▶ **Available data**:
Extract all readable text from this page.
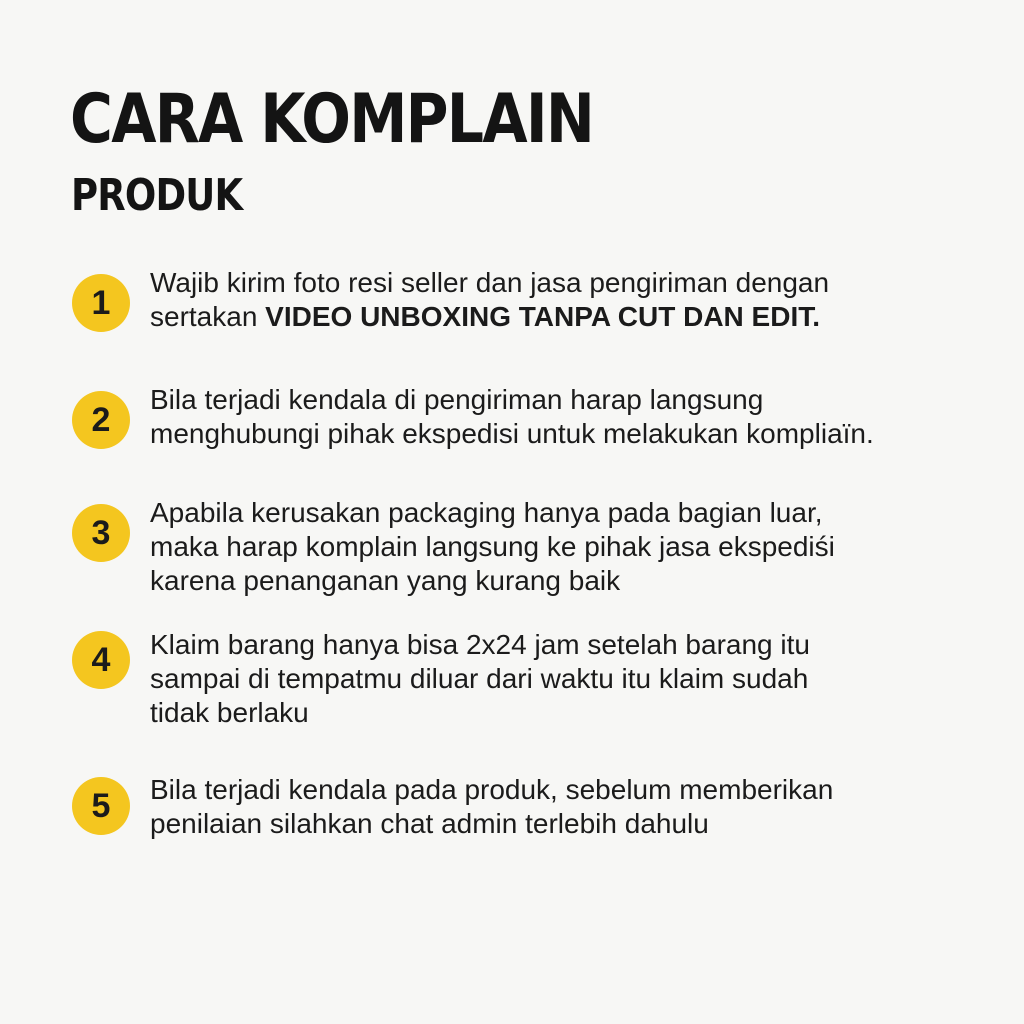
CARA KOMPLAIN
PRODUK
1

Wajib kirim foto resi seller dan jasa pengiriman dengan
sertakan VIDEO UNBOXING TANPA CUT DAN EDIT.

2

Bila terjadi kendala di pengiriman harap langsung
menghubungi pihak ekspedisi untuk melakukan kompliaïn.

3

Apabila kerusakan packaging hanya pada bagian luar,
maka harap komplain langsung ke pihak jasa ekspediśi
karena penanganan yang kurang baik

4	Klaim barang hanya bisa 2x24 jam setelah barang itu
sampai di tempatmu diluar dari waktu itu klaim sudah
tidak berlaku

5	Bila terjadi kendala pada produk, sebelum memberikan
penilaian silahkan chat admin terlebih dahulu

▶ **Work instructions**: From the listing above, print every entry precisely and drop the pictures.

▶ **Answer for this exercise**:
Extract all readable text from this page.
CARA KOMPLAIN
PRODUK
1

Wajib kirim foto resi seller dan jasa pengiriman dengan
sertakan VIDEO UNBOXING TANPA CUT DAN EDIT.

2

Bila terjadi kendala di pengiriman harap langsung
menghubungi pihak ekspedisi untuk melakukan kompliaïn.

3

Apabila kerusakan packaging hanya pada bagian luar,
maka harap komplain langsung ke pihak jasa ekspediśi
karena penanganan yang kurang baik

4	Klaim barang hanya bisa 2x24 jam setelah barang itu
sampai di tempatmu diluar dari waktu itu klaim sudah
tidak berlaku

5	Bila terjadi kendala pada produk, sebelum memberikan
penilaian silahkan chat admin terlebih dahulu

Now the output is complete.